| Mise en pratique |
• 1. Recopiez le passage du texte sur le marché des appareils photo compris entre « À l’exception notable » et « le moyen format. », ces deux extrémités incluses.
• 2. D'après le texte sur le marché des appareils photo, pourquoi les membres de la CIPA peuvent-ils pousser un soupir de soulagement ? Répondez en une à trois phrases.
• 3. Poursuivez le texte sur le marché des appareils photo à partir de l'endroit où il s'arrête.

| Texte fourni |

____

Le patient est mal en point, mais l’hémorragie est endiguée, ainsi pourrait-on décrire le marché des appareils photo. Sa progression est modeste, de 4,24 milliards d’euros en 2022 à 4,45 milliards d’euros en 2023 (+ 5 %), mais c’est la première depuis 2017. Les membres de la CIPA peuvent pousser un soupir de soulagement : la transition des photographes professionnels vers les boitiers mirrorless compense enfin la disparition presque totale du marché grand public.
À l’exception notable de Ricoh, tous les membres de la CIPA proposent désormais des boitiers mirrorless à grand capteur. Canon et Nikon rattrapent le temps perdu en étendant leur gamme dans les deux directions, avec des modèles aussi abordables que le R100 et le Z30 ou aussi perfectionnés que le R5 et le Z8, tandis qu’OM System se refait un nom avec son OM-1 Mark II. Sony diversifie son offre professionnelle avec des modèles de plus en plus spécialisés, au moment où Fujifilm et Hasseblad font renaitre le moyen format.

____

(Données d'analyse de mise en page)
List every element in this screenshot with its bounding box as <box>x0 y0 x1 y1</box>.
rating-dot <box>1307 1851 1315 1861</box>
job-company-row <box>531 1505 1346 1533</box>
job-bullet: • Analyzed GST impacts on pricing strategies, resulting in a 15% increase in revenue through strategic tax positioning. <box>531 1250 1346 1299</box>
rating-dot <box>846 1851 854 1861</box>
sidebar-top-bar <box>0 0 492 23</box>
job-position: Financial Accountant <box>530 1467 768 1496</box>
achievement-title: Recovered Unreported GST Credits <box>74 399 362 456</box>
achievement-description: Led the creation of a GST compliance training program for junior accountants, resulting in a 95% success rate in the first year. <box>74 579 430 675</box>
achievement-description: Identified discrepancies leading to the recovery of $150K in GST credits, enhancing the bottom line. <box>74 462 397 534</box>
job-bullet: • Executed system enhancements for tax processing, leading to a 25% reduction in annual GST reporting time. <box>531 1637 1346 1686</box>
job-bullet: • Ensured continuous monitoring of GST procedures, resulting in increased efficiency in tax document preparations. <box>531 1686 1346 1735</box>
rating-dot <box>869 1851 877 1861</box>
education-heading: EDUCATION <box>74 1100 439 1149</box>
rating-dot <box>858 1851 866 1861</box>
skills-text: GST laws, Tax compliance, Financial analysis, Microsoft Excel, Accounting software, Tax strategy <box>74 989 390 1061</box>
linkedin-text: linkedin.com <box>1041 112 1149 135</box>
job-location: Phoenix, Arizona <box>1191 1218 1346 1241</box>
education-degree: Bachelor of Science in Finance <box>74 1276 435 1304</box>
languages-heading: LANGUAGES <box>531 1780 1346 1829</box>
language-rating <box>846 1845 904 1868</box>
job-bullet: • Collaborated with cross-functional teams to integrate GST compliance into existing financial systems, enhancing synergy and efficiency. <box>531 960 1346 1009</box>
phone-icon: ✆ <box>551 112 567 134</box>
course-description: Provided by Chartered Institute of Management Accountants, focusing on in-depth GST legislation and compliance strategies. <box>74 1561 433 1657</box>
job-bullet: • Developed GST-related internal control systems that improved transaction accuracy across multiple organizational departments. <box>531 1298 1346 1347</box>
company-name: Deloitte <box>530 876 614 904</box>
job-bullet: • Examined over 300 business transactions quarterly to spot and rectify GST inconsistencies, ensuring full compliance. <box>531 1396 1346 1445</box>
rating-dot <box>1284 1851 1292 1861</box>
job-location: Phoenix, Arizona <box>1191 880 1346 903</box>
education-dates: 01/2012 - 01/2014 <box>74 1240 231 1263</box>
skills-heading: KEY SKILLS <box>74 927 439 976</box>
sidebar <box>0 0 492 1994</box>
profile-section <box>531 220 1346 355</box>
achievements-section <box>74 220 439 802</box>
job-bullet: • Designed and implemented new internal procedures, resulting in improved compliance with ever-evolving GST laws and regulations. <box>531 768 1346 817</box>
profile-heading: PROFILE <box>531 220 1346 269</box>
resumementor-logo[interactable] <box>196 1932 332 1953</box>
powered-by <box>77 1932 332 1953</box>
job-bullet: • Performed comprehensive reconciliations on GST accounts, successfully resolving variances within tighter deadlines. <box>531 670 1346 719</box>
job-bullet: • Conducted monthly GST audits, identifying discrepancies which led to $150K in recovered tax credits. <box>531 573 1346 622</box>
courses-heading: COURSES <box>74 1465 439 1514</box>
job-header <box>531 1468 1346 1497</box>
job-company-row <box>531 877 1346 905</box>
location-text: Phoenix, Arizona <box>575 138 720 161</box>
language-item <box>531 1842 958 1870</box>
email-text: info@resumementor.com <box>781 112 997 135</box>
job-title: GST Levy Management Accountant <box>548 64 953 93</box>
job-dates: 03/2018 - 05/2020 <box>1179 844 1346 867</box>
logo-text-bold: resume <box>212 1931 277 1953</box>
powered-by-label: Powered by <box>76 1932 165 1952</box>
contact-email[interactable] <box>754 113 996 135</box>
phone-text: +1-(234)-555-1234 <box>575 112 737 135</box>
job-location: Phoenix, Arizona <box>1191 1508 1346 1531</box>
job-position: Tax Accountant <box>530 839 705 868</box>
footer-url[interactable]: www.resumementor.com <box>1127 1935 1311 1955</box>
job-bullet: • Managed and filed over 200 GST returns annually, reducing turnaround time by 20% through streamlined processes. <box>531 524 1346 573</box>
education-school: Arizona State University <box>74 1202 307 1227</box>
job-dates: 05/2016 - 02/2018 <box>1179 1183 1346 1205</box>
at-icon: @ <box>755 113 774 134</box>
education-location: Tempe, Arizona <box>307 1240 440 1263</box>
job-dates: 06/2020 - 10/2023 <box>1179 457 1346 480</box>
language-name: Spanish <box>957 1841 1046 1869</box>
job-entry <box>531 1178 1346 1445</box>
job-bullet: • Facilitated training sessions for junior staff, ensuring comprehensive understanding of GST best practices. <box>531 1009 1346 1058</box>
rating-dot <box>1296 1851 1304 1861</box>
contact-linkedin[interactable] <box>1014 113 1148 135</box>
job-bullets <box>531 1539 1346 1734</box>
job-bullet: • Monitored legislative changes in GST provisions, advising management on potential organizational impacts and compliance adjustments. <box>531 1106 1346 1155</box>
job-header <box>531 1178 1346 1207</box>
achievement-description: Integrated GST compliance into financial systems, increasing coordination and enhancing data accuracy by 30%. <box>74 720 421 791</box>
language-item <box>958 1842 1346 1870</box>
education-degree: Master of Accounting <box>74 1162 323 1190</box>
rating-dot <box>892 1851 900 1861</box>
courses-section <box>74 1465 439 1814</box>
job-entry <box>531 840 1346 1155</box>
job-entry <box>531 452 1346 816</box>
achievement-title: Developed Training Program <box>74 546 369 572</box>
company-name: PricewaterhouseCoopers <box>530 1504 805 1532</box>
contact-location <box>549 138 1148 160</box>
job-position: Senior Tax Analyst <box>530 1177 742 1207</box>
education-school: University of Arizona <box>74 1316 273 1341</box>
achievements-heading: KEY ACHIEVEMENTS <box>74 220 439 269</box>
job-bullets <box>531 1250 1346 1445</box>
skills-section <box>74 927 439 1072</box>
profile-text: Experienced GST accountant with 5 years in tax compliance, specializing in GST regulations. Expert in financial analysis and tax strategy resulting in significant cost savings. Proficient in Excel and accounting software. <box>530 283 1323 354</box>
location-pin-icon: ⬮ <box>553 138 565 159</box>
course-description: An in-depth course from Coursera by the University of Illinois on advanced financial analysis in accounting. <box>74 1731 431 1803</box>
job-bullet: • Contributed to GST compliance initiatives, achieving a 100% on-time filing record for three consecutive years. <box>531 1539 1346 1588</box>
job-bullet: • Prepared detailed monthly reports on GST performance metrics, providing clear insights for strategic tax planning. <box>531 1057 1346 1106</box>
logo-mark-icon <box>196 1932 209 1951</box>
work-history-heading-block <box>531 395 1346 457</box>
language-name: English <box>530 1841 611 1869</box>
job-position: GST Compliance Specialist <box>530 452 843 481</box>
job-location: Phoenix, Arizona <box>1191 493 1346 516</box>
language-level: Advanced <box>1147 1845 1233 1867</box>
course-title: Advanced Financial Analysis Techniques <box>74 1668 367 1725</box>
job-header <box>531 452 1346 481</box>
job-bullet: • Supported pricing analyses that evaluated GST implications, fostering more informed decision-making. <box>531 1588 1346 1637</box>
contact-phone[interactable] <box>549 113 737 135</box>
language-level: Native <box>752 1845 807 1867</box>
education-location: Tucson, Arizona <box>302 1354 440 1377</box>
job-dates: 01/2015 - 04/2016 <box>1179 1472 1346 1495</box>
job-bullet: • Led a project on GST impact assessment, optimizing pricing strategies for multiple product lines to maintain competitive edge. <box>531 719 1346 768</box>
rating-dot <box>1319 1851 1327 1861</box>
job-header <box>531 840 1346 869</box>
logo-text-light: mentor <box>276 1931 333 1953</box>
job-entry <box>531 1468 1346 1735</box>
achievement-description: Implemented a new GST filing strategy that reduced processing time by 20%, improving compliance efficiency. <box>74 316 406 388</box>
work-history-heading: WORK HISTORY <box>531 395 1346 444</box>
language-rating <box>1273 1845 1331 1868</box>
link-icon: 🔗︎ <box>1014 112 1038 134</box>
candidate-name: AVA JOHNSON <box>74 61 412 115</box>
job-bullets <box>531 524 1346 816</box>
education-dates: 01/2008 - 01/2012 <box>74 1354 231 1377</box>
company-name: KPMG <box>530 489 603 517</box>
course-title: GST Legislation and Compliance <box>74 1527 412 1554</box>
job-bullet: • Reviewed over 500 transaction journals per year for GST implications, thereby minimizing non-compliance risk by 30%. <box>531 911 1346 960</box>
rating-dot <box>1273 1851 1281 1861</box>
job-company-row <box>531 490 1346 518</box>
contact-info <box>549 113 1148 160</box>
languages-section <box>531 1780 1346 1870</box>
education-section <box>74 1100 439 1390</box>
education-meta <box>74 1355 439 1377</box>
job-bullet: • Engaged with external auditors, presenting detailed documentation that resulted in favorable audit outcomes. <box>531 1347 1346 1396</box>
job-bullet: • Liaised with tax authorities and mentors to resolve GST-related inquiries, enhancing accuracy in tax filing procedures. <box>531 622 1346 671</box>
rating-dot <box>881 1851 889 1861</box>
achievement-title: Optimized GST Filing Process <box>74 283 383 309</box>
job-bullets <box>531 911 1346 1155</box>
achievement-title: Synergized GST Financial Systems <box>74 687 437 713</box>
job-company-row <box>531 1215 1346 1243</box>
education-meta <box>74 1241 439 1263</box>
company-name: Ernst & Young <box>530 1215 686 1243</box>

____

| Réponses aux consignes |
• 1.
À l’exception notable de Ricoh, tous les membres de la CIPA proposent désormais des boitiers mirrorless à grand capteur. Canon et Nikon rattrapent le temps perdu en étendant leur gamme dans les deux directions, avec des modèles aussi abordables que le R100 et le Z30 ou aussi perfectionnés que le R5 et le Z8, tandis qu’OM System se refait un nom avec son OM-1 Mark II. Sony diversifie son offre professionnelle avec des modèles de plus en plus spécialisés, au moment où Fujifilm et Hasseblad font renaitre le moyen format.

• 2. Les membres de la CIPA peuvent être soulagés parce que la transition des photographes professionnels vers les boitiers mirrorless compense enfin la disparition presque totale du marché grand public. Le marché progresse ainsi de 4,24 milliards d'euros en 2022 à 4,45 milliards d'euros en 2023, soit sa première hausse depuis 2017.

• 3.
Sans surprise, les ventes de boitiers mirrorless atteignent le niveau record de 4,8 millions d’unités, mais pour la première fois, le panier moyen perd quelques euros pour tomber à 748 €. Les ventes de reflex, divisées par onze en dix ans, chutent à 1,2 million d’exemplaires, mais le panier moyen remonte légèrement à 302 €. Ces deux mouvements compensent la descente aux enfers des compacts, qui passent sous la barre des 2 millions d’unités avec un panier moyen qui s’envole à 279 €, preuve de la disparition presque totale du marché grand public.
C’est un mal pour un bien : les fabricants n’ont jamais vendu si peu d’appareils, mais ne les ont jamais vendus aussi cher. Surtout, les reflex comme les mirrorless doivent être complétés par des objectifs, 1,6 exemplaire en moyenne pour chaque boitier vendu. Les formules optiques sont toujours plus complexes, les matériaux toujours plus raffinés… et les prix toujours plus élevés. Dans l’absolu, le marché des appareils est trois fois plus petit qu’il ne l’était à son sommet en 2010, mais dans les faits, il pourrait bien s’avérer trois fois plus lucratif.